### Set problem:
Could you transcribe every record below exactly as written, leaving out any pictures?

## BEGIN

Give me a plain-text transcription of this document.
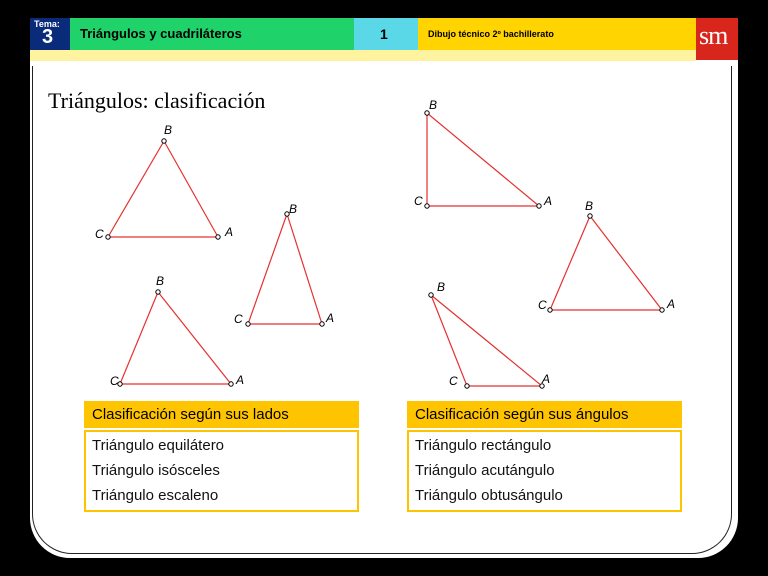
Tema:
3 Triángulos y cuadriláteros	1	Dibujo técnico 2º bachillerato	sm
Triángulos: clasificación
B
A
C
B
A
C
B
A
C
B
A
C	B
A
C
B
A
C
Clasificación según sus lados
Triángulo equilátero
Triángulo isósceles
Triángulo escaleno
Clasificación según sus ángulos
Triángulo rectángulo
Triángulo acutángulo
Triángulo obtusángulo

## END

### Result of the task:
Give me a plain-text transcription of this document.
Tema:
3 Triángulos y cuadriláteros	1	Dibujo técnico 2º bachillerato	sm
Triángulos: clasificación
B
A
C
B
A
C
B
A
C
B
A
C	B
A
C
B
A
C
Clasificación según sus lados
Triángulo equilátero
Triángulo isósceles
Triángulo escaleno
Clasificación según sus ángulos
Triángulo rectángulo
Triángulo acutángulo
Triángulo obtusángulo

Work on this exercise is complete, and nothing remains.